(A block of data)
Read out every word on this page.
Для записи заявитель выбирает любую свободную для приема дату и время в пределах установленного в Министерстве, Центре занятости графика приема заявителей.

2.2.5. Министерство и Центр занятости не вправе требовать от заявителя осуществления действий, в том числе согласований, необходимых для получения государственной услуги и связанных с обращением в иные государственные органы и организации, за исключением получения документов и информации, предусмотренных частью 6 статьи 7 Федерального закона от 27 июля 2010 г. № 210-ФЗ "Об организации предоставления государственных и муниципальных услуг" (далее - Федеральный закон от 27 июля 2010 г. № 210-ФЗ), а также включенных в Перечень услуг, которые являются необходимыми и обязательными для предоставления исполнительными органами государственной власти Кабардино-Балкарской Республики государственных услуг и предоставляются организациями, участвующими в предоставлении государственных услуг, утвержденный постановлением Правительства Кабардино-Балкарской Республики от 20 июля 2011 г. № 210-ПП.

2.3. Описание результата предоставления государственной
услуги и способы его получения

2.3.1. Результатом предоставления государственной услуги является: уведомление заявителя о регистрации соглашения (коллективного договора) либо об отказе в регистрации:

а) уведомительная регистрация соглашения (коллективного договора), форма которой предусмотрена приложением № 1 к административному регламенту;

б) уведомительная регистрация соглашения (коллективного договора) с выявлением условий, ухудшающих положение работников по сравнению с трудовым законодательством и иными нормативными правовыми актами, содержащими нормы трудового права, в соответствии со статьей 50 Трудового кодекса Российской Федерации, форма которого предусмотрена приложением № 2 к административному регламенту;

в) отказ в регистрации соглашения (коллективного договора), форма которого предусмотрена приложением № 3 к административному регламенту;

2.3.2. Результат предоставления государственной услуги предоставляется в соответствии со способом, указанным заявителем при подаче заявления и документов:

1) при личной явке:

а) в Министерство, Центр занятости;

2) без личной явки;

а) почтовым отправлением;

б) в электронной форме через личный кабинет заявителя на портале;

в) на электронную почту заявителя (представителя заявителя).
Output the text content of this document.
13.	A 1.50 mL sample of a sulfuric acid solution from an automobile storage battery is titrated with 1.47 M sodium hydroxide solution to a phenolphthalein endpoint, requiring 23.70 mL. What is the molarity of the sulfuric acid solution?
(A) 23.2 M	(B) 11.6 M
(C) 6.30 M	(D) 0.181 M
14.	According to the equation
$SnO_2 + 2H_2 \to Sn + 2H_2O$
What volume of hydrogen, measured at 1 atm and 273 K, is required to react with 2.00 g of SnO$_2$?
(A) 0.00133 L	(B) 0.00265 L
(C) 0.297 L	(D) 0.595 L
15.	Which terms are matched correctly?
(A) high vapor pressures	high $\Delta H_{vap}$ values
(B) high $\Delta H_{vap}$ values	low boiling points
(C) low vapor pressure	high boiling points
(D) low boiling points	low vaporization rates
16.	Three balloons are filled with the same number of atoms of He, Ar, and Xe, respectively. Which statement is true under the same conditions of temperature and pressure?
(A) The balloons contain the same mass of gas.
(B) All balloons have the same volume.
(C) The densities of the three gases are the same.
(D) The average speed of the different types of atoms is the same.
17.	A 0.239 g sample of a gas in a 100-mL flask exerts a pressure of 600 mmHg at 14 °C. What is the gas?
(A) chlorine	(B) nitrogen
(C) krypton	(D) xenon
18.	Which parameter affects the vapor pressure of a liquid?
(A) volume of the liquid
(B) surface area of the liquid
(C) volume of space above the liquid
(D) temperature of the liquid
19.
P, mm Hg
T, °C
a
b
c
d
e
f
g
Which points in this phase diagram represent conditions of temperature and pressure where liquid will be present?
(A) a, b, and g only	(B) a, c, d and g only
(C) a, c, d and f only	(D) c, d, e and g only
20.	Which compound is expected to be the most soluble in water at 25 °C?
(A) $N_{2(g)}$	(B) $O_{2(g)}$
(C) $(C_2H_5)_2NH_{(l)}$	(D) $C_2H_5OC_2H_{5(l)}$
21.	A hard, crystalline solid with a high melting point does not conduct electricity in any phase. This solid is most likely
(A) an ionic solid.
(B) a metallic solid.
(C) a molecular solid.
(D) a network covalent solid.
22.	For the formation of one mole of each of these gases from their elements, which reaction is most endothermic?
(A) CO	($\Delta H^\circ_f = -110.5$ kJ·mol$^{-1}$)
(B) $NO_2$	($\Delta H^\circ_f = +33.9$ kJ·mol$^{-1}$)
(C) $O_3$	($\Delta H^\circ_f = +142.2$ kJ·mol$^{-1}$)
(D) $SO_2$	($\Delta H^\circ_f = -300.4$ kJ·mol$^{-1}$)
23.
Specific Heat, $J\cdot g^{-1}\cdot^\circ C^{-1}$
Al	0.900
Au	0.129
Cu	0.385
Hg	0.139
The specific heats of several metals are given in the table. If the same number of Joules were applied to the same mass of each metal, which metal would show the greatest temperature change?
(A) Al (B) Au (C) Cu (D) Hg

What you are asked to do » Where a line contains "предусмотрена", copy that line.

Problem solution »
а) уведомительная регистрация соглашения (коллективного договора), форма которой предусмотрена приложением № 1 к административному регламенту;
б) уведомительная регистрация соглашения (коллективного договора) с выявлением условий, ухудшающих положение работников по сравнению с трудовым законодательством и иными нормативными правовыми актами, содержащими нормы трудового права, в соответствии со статьей 50 Трудового кодекса Российской Федерации, форма которого предусмотрена приложением № 2 к административному регламенту;
в) отказ в регистрации соглашения (коллективного договора), форма которого предусмотрена приложением № 3 к административному регламенту;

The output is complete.